Stored entries
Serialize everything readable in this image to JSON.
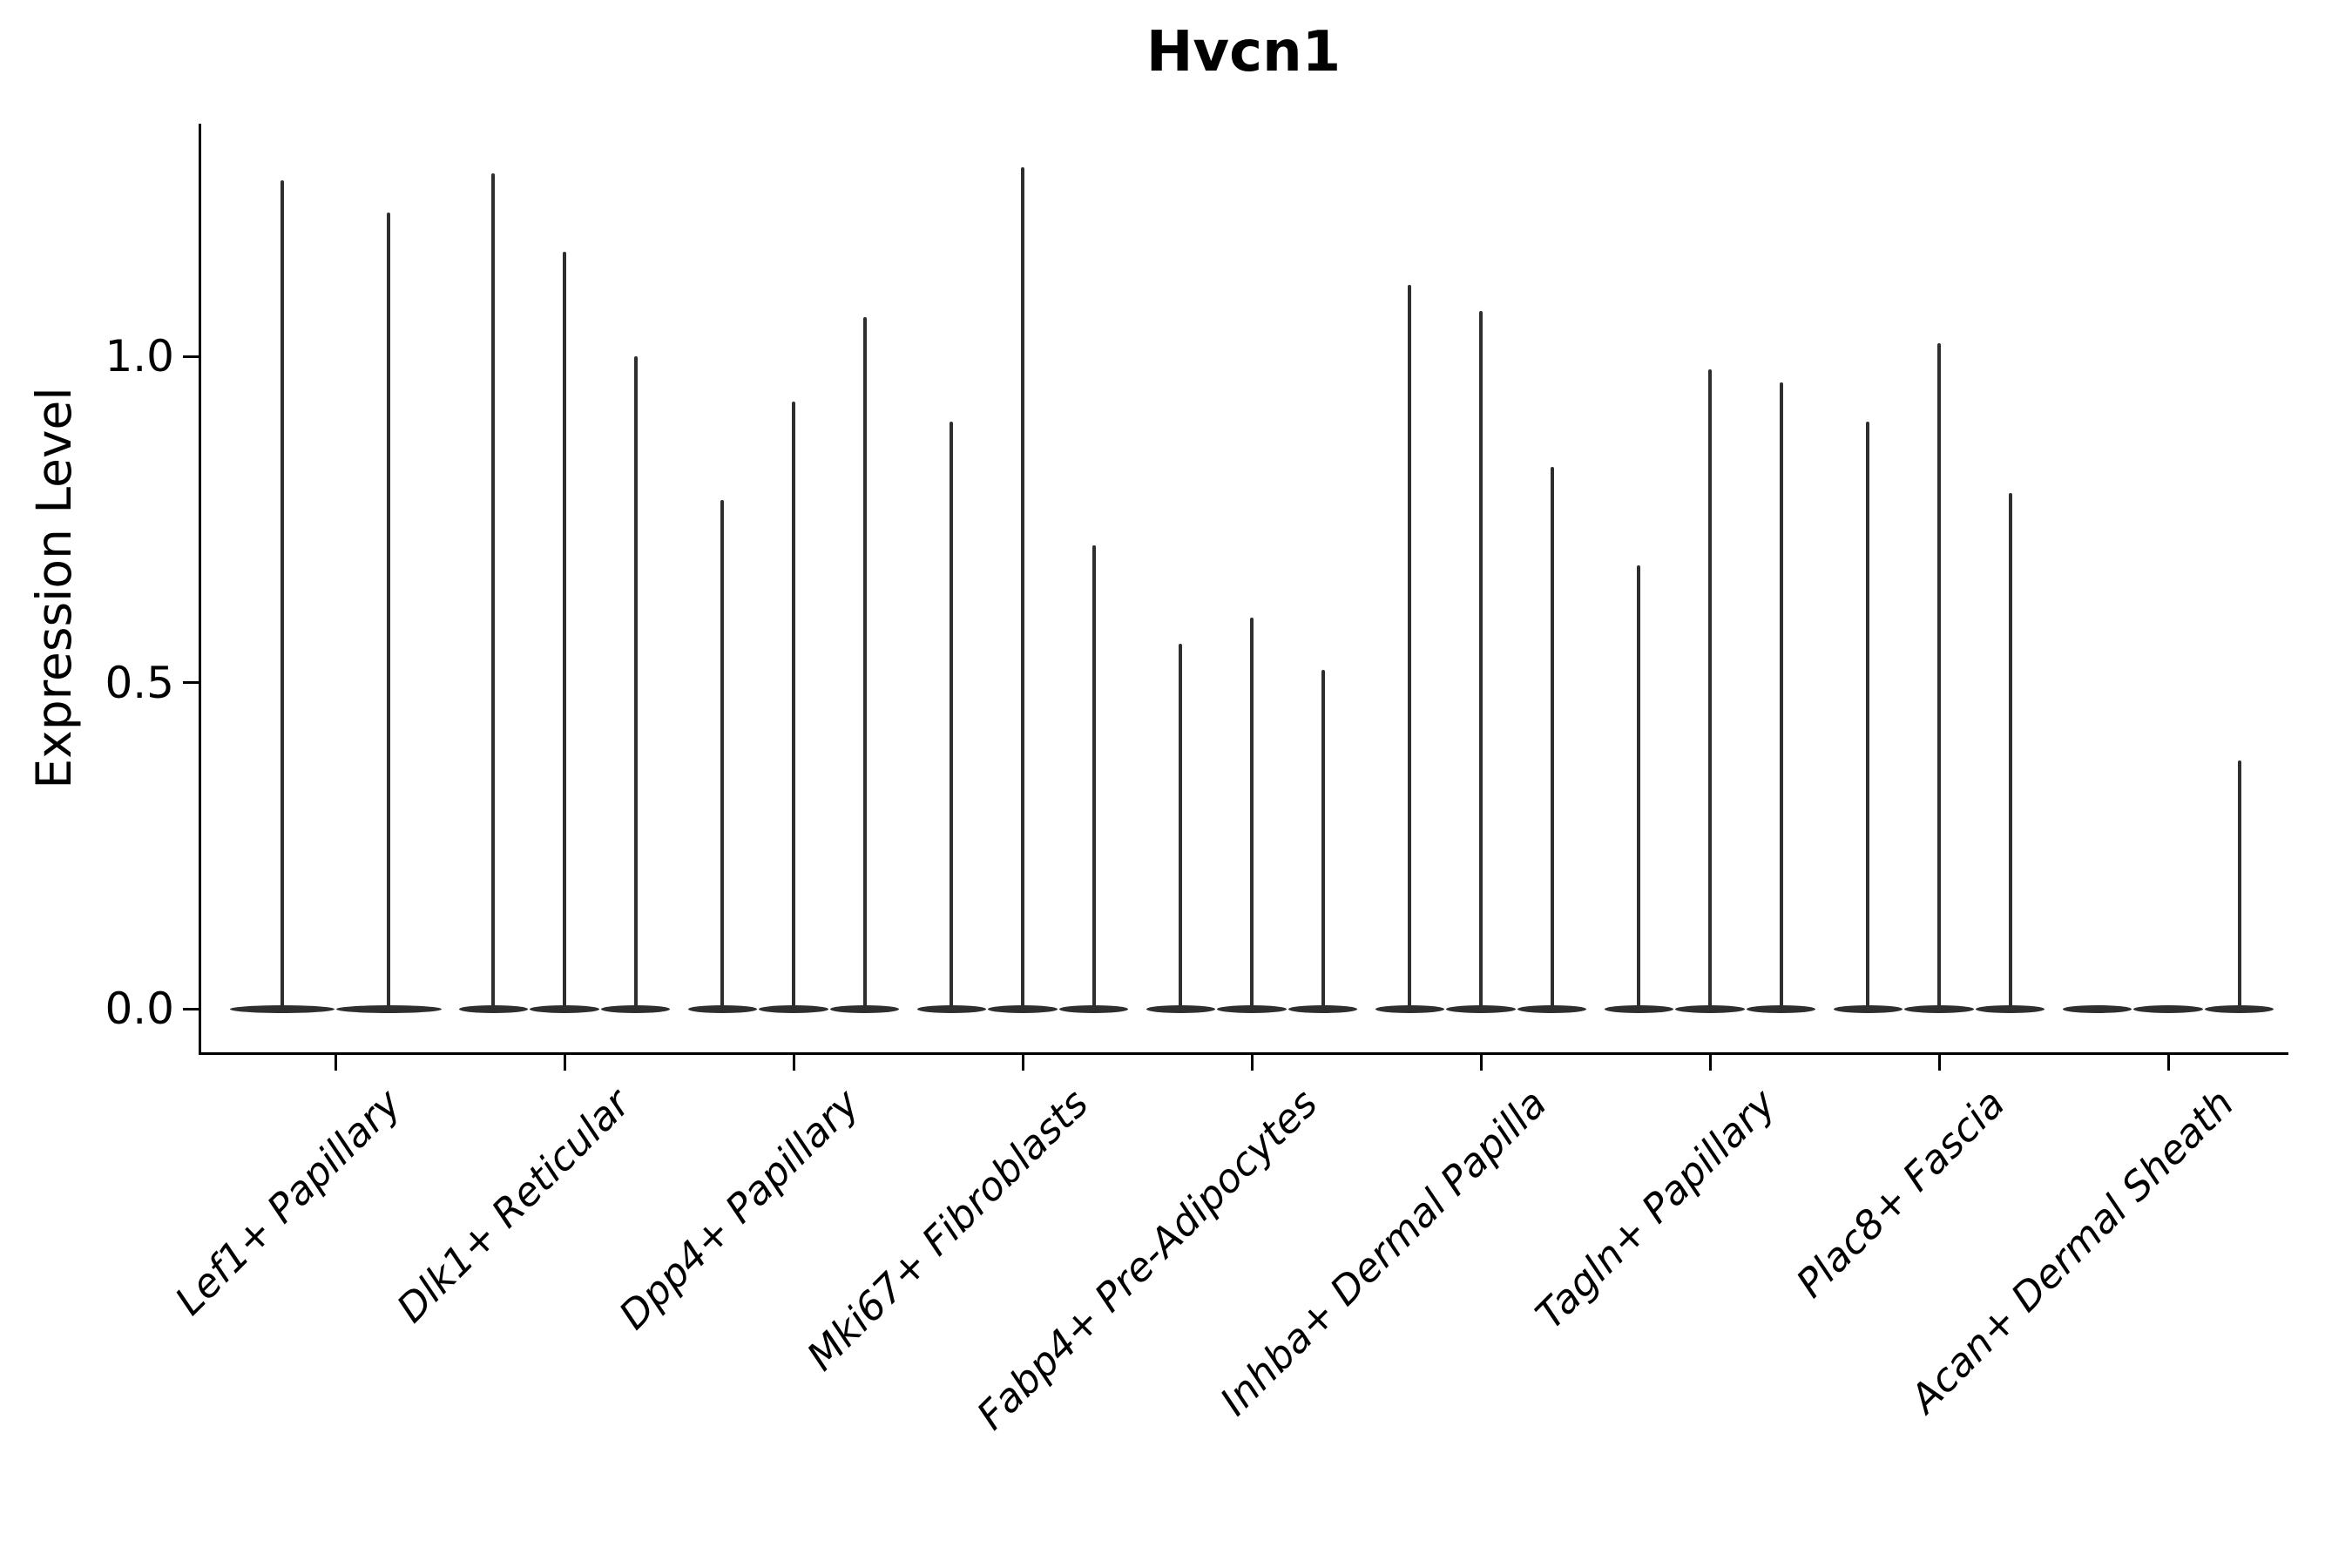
{
  "figure": {
    "background_color": "#ffffff",
    "text_color": "#000000",
    "axis_color": "#000000",
    "violin_color": "#2e2e2e"
  },
  "chart_data": {
    "type": "violin",
    "title": "Hvcn1",
    "xlabel": "",
    "ylabel": "Expression Level",
    "grid": false,
    "legend": "none",
    "ylim": [
      -0.07,
      1.36
    ],
    "yticks": {
      "labels": [
        "0.0",
        "0.5",
        "1.0"
      ],
      "values": [
        0.0,
        0.5,
        1.0
      ]
    },
    "categories": [
      "Lef1+ Papillary",
      "Dlk1+ Reticular",
      "Dpp4+ Papillary",
      "Mki67+ Fibroblasts",
      "Fabp4+ Pre-Adipocytes",
      "Inhba+ Dermal Papilla",
      "Tagln+ Papillary",
      "Plac8+ Fascia",
      "Acan+ Dermal Sheath"
    ],
    "violins": [
      {
        "category": "Lef1+ Papillary",
        "violin_max_expression": [
          1.27,
          1.22
        ],
        "bulk_at": 0.0
      },
      {
        "category": "Dlk1+ Reticular",
        "violin_max_expression": [
          1.28,
          1.16,
          1.0
        ],
        "bulk_at": 0.0
      },
      {
        "category": "Dpp4+ Papillary",
        "violin_max_expression": [
          0.78,
          0.93,
          1.06
        ],
        "bulk_at": 0.0
      },
      {
        "category": "Mki67+ Fibroblasts",
        "violin_max_expression": [
          0.9,
          1.29,
          0.71
        ],
        "bulk_at": 0.0
      },
      {
        "category": "Fabp4+ Pre-Adipocytes",
        "violin_max_expression": [
          0.56,
          0.6,
          0.52
        ],
        "bulk_at": 0.0
      },
      {
        "category": "Inhba+ Dermal Papilla",
        "violin_max_expression": [
          1.11,
          1.07,
          0.83
        ],
        "bulk_at": 0.0
      },
      {
        "category": "Tagln+ Papillary",
        "violin_max_expression": [
          0.68,
          0.98,
          0.96
        ],
        "bulk_at": 0.0
      },
      {
        "category": "Plac8+ Fascia",
        "violin_max_expression": [
          0.9,
          1.02,
          0.79
        ],
        "bulk_at": 0.0
      },
      {
        "category": "Acan+ Dermal Sheath",
        "violin_max_expression": [
          0.0,
          0.0,
          0.38
        ],
        "bulk_at": 0.0
      }
    ]
  }
}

WORK INSTRUCTIONS => In the entries above, identify each line that includes the string "Fascia", then copy it.

SOLVED PROBLEM =>
      "Plac8+ Fascia",
        "category": "Plac8+ Fascia",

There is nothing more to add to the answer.